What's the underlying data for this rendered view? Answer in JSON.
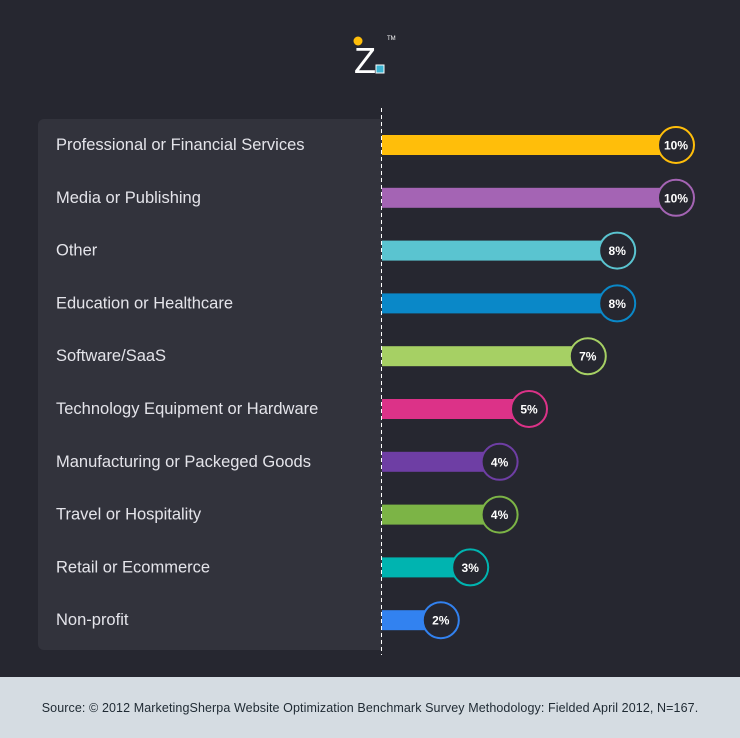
{
  "logo": {
    "letter": "Z",
    "trademark": "TM"
  },
  "chart_data": {
    "type": "bar",
    "orientation": "horizontal",
    "categories": [
      "Professional or Financial Services",
      "Media or Publishing",
      "Other",
      "Education or Healthcare",
      "Software/SaaS",
      "Technology Equipment or Hardware",
      "Manufacturing or Packeged Goods",
      "Travel or Hospitality",
      "Retail or Ecommerce",
      "Non-profit"
    ],
    "values": [
      10,
      10,
      8,
      8,
      7,
      5,
      4,
      4,
      3,
      2
    ],
    "value_labels": [
      "10%",
      "10%",
      "8%",
      "8%",
      "7%",
      "5%",
      "4%",
      "4%",
      "3%",
      "2%"
    ],
    "colors": [
      "#ffbe0a",
      "#a464b4",
      "#5ac4d0",
      "#0a88c8",
      "#a6d064",
      "#dc3288",
      "#6e3ea4",
      "#7cb446",
      "#00b4b0",
      "#3282f0"
    ],
    "xlim": [
      0,
      10
    ],
    "title": "",
    "xlabel": "",
    "ylabel": ""
  },
  "footer": {
    "source": "Source: © 2012 MarketingSherpa Website Optimization Benchmark Survey Methodology: Fielded April 2012, N=167."
  }
}
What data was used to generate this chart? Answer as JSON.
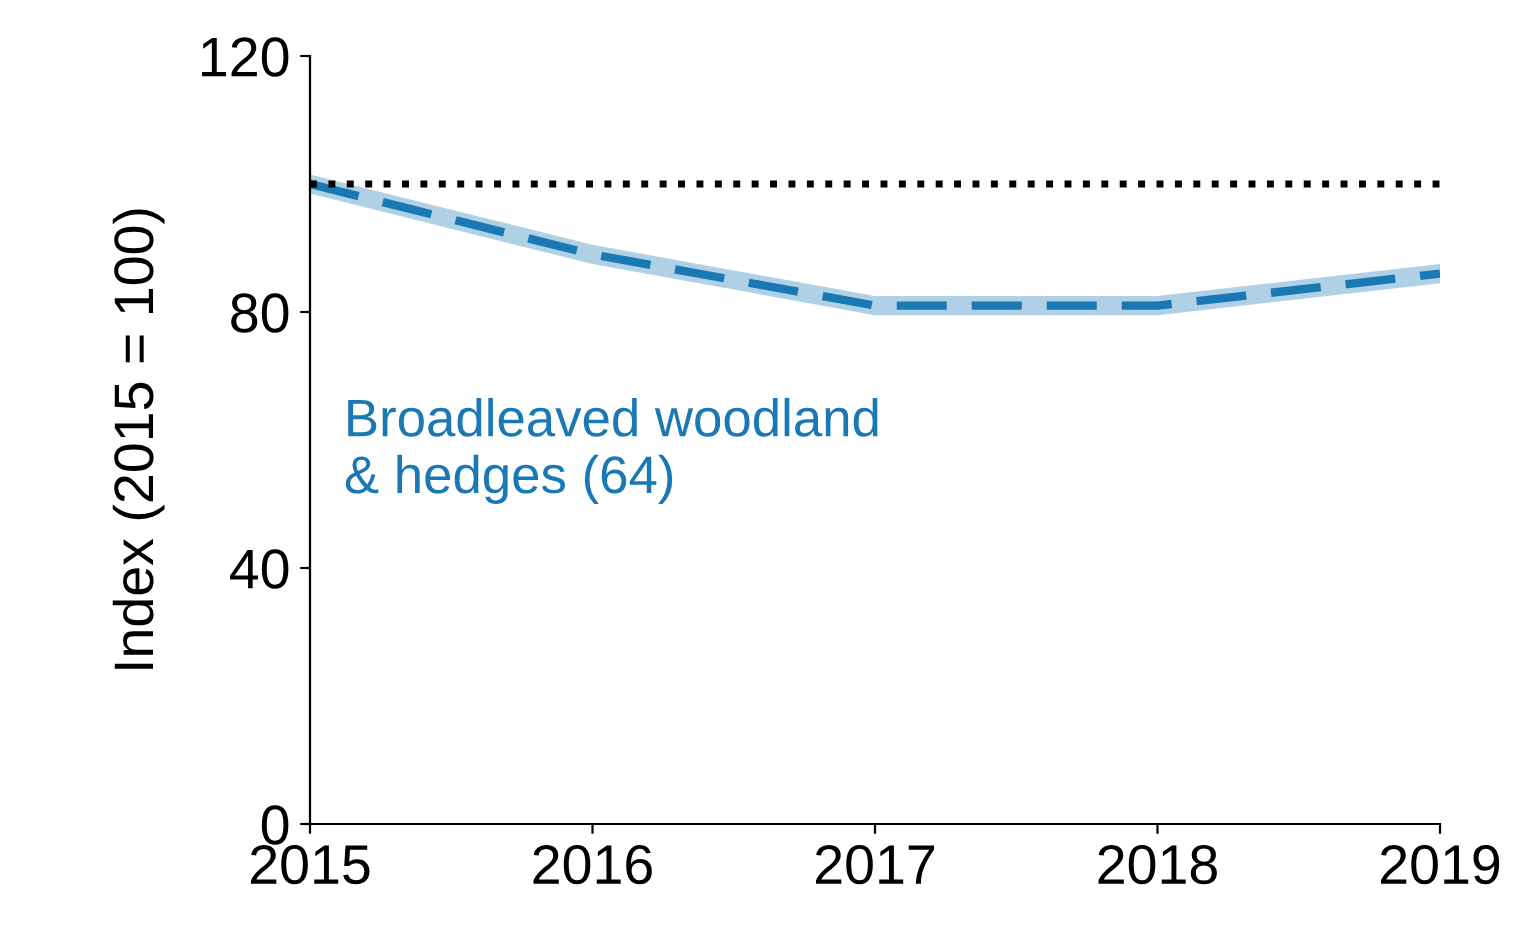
{
  "chart_data": {
    "type": "line",
    "ylabel": "Index (2015 = 100)",
    "x": [
      2015,
      2016,
      2017,
      2018,
      2019
    ],
    "series": [
      {
        "name": "Broadleaved woodland\n& hedges (64)",
        "color": "#1a78b4",
        "values": [
          100,
          89,
          81,
          81,
          86
        ],
        "lower": [
          98.5,
          87.5,
          79.5,
          79.5,
          84.5
        ],
        "upper": [
          101.5,
          90.5,
          82.5,
          82.5,
          87.5
        ]
      }
    ],
    "ref_lines": [
      {
        "axis": "y",
        "value": 100,
        "color": "#000000",
        "line_style": "dotted"
      }
    ],
    "xlim": [
      2015,
      2019
    ],
    "xticks": [
      2015,
      2016,
      2017,
      2018,
      2019
    ],
    "ylim": [
      0,
      120
    ],
    "yticks": [
      0,
      40,
      80,
      120
    ],
    "line_style": "dashed",
    "marker": "none",
    "grid": false,
    "legend": false
  }
}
+===+
What you will do: Identify and copy all lines with the word "JSON".

Written reply:
What's the underlying data for this rendered view? Answer in JSON.
What data was used to generate this chart? Answer as JSON.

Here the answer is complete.